◆ **Work to be completed**: Transcribe every record that appears below, exactly and in full.

━━━━━ Records provided

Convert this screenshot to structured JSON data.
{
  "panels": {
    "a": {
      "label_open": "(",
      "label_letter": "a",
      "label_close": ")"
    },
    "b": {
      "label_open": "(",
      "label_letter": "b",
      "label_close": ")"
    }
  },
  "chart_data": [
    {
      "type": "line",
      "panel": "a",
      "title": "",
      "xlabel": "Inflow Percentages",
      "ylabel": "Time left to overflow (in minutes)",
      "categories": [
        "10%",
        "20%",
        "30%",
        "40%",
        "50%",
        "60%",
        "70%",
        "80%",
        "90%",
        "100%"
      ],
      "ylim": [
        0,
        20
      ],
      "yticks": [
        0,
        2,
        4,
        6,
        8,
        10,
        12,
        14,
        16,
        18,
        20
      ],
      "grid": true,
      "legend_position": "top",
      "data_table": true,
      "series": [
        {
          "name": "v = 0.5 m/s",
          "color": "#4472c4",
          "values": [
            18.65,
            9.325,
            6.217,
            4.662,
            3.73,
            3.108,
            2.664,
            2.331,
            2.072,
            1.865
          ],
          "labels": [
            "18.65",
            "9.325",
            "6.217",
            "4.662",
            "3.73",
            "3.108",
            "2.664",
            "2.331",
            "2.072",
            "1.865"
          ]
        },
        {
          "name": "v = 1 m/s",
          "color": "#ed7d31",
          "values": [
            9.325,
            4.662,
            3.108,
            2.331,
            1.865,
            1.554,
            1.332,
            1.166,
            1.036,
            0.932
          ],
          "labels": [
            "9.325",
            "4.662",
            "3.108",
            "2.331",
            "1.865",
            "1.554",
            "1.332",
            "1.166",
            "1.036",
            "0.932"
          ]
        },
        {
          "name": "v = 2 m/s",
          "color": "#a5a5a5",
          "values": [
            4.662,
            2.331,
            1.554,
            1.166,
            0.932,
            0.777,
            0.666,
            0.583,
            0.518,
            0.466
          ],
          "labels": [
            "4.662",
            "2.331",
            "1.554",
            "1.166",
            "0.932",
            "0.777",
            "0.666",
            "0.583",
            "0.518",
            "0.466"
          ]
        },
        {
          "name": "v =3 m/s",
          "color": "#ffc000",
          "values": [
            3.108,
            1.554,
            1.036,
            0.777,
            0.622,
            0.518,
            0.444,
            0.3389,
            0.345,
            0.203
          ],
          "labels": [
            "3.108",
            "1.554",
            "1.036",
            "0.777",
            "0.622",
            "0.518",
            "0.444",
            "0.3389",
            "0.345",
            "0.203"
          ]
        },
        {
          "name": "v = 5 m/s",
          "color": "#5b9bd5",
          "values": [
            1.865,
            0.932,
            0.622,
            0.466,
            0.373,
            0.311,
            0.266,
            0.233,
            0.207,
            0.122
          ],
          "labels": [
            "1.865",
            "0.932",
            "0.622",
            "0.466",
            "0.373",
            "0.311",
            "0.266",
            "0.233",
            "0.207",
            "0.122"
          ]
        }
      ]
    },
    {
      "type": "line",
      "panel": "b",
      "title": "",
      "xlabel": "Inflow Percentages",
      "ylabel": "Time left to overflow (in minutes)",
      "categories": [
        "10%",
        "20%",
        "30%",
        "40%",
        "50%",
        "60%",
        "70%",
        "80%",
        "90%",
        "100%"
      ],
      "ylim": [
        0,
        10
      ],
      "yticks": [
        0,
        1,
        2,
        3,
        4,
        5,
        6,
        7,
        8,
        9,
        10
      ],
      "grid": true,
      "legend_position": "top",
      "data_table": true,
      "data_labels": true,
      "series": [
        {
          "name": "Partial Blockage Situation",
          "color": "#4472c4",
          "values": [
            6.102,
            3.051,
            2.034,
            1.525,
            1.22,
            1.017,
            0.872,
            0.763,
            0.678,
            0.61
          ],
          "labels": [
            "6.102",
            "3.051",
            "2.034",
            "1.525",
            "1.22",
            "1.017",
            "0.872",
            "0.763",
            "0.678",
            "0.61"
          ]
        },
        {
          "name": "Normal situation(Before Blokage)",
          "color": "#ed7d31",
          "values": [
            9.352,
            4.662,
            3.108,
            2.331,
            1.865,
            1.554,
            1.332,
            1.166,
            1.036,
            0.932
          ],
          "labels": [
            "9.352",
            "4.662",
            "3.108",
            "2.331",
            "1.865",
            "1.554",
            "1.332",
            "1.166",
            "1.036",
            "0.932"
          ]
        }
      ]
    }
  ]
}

━━━━━━━━━━

◆ **Correct output**:
Convert this screenshot to structured JSON data.
{
  "panels": {
    "a": {
      "label_open": "(",
      "label_letter": "a",
      "label_close": ")"
    },
    "b": {
      "label_open": "(",
      "label_letter": "b",
      "label_close": ")"
    }
  },
  "chart_data": [
    {
      "type": "line",
      "panel": "a",
      "title": "",
      "xlabel": "Inflow Percentages",
      "ylabel": "Time left to overflow (in minutes)",
      "categories": [
        "10%",
        "20%",
        "30%",
        "40%",
        "50%",
        "60%",
        "70%",
        "80%",
        "90%",
        "100%"
      ],
      "ylim": [
        0,
        20
      ],
      "yticks": [
        0,
        2,
        4,
        6,
        8,
        10,
        12,
        14,
        16,
        18,
        20
      ],
      "grid": true,
      "legend_position": "top",
      "data_table": true,
      "series": [
        {
          "name": "v = 0.5 m/s",
          "color": "#4472c4",
          "values": [
            18.65,
            9.325,
            6.217,
            4.662,
            3.73,
            3.108,
            2.664,
            2.331,
            2.072,
            1.865
          ],
          "labels": [
            "18.65",
            "9.325",
            "6.217",
            "4.662",
            "3.73",
            "3.108",
            "2.664",
            "2.331",
            "2.072",
            "1.865"
          ]
        },
        {
          "name": "v = 1 m/s",
          "color": "#ed7d31",
          "values": [
            9.325,
            4.662,
            3.108,
            2.331,
            1.865,
            1.554,
            1.332,
            1.166,
            1.036,
            0.932
          ],
          "labels": [
            "9.325",
            "4.662",
            "3.108",
            "2.331",
            "1.865",
            "1.554",
            "1.332",
            "1.166",
            "1.036",
            "0.932"
          ]
        },
        {
          "name": "v = 2 m/s",
          "color": "#a5a5a5",
          "values": [
            4.662,
            2.331,
            1.554,
            1.166,
            0.932,
            0.777,
            0.666,
            0.583,
            0.518,
            0.466
          ],
          "labels": [
            "4.662",
            "2.331",
            "1.554",
            "1.166",
            "0.932",
            "0.777",
            "0.666",
            "0.583",
            "0.518",
            "0.466"
          ]
        },
        {
          "name": "v =3 m/s",
          "color": "#ffc000",
          "values": [
            3.108,
            1.554,
            1.036,
            0.777,
            0.622,
            0.518,
            0.444,
            0.3389,
            0.345,
            0.203
          ],
          "labels": [
            "3.108",
            "1.554",
            "1.036",
            "0.777",
            "0.622",
            "0.518",
            "0.444",
            "0.3389",
            "0.345",
            "0.203"
          ]
        },
        {
          "name": "v = 5 m/s",
          "color": "#5b9bd5",
          "values": [
            1.865,
            0.932,
            0.622,
            0.466,
            0.373,
            0.311,
            0.266,
            0.233,
            0.207,
            0.122
          ],
          "labels": [
            "1.865",
            "0.932",
            "0.622",
            "0.466",
            "0.373",
            "0.311",
            "0.266",
            "0.233",
            "0.207",
            "0.122"
          ]
        }
      ]
    },
    {
      "type": "line",
      "panel": "b",
      "title": "",
      "xlabel": "Inflow Percentages",
      "ylabel": "Time left to overflow (in minutes)",
      "categories": [
        "10%",
        "20%",
        "30%",
        "40%",
        "50%",
        "60%",
        "70%",
        "80%",
        "90%",
        "100%"
      ],
      "ylim": [
        0,
        10
      ],
      "yticks": [
        0,
        1,
        2,
        3,
        4,
        5,
        6,
        7,
        8,
        9,
        10
      ],
      "grid": true,
      "legend_position": "top",
      "data_table": true,
      "data_labels": true,
      "series": [
        {
          "name": "Partial Blockage Situation",
          "color": "#4472c4",
          "values": [
            6.102,
            3.051,
            2.034,
            1.525,
            1.22,
            1.017,
            0.872,
            0.763,
            0.678,
            0.61
          ],
          "labels": [
            "6.102",
            "3.051",
            "2.034",
            "1.525",
            "1.22",
            "1.017",
            "0.872",
            "0.763",
            "0.678",
            "0.61"
          ]
        },
        {
          "name": "Normal situation(Before Blokage)",
          "color": "#ed7d31",
          "values": [
            9.352,
            4.662,
            3.108,
            2.331,
            1.865,
            1.554,
            1.332,
            1.166,
            1.036,
            0.932
          ],
          "labels": [
            "9.352",
            "4.662",
            "3.108",
            "2.331",
            "1.865",
            "1.554",
            "1.332",
            "1.166",
            "1.036",
            "0.932"
          ]
        }
      ]
    }
  ]
}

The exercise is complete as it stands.